#### Do this
Copy out each line below that has the word "name" in it.

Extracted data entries
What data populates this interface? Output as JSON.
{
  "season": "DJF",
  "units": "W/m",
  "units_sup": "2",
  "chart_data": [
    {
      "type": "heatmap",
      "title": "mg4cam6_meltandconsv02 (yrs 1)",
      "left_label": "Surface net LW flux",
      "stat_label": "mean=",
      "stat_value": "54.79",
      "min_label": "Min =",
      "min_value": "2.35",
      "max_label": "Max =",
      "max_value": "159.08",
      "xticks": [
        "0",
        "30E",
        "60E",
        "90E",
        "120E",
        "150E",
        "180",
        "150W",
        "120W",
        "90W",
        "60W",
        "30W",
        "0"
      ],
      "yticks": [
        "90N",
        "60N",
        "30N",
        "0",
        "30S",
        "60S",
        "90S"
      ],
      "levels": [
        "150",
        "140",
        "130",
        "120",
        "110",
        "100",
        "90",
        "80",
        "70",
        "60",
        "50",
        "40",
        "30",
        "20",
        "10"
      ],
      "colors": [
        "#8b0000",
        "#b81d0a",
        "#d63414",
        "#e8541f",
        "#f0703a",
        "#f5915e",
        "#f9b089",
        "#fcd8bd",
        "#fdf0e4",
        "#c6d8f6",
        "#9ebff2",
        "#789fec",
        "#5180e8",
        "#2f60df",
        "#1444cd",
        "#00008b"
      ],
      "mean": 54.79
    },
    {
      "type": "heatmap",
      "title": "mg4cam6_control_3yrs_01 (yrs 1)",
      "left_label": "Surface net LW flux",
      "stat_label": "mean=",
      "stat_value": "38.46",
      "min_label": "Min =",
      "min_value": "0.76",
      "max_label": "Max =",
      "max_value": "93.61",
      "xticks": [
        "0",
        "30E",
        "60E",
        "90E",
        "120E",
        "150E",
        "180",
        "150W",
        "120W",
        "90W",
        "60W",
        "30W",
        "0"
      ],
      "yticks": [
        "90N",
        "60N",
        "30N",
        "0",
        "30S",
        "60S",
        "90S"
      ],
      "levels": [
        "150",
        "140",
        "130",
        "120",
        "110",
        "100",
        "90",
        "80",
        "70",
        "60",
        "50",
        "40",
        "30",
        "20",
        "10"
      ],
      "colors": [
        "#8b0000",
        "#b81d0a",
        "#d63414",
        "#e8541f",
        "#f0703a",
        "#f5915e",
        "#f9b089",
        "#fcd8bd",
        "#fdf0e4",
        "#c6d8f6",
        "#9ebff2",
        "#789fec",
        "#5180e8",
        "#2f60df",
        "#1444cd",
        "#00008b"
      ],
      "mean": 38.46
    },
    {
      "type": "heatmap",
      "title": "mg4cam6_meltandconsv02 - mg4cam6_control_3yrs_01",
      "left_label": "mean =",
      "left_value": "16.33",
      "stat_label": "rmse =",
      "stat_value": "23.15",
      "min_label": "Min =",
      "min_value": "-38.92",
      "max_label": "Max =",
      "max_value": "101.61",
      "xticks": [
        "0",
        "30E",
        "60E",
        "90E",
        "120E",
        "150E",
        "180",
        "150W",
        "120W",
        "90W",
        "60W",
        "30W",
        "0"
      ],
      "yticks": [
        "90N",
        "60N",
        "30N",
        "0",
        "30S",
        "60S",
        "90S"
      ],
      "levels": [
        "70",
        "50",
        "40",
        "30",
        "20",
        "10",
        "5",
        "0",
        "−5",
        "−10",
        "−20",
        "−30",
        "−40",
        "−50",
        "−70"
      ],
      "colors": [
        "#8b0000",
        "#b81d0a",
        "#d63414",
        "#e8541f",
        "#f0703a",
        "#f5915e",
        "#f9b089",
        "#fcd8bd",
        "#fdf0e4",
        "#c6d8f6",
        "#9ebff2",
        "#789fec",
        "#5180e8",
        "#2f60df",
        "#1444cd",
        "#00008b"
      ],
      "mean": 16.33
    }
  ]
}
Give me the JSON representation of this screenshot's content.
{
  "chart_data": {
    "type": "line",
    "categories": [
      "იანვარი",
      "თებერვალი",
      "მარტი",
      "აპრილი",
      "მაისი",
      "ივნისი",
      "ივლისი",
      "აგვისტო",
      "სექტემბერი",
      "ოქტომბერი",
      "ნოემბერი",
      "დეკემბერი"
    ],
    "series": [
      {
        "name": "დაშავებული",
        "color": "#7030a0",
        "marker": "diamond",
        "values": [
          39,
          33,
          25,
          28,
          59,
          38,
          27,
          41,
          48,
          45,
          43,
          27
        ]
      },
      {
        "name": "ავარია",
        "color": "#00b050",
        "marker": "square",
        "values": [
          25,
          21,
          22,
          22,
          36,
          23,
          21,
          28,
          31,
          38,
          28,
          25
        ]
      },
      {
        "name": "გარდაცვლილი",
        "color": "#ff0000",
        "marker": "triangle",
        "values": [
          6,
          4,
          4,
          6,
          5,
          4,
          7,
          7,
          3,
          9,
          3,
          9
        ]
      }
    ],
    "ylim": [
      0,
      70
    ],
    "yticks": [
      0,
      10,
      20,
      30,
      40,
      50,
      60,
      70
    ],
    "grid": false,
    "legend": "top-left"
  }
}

#### The result
        "name": "დაშავებული",
        "name": "ავარია",
        "name": "გარდაცვლილი",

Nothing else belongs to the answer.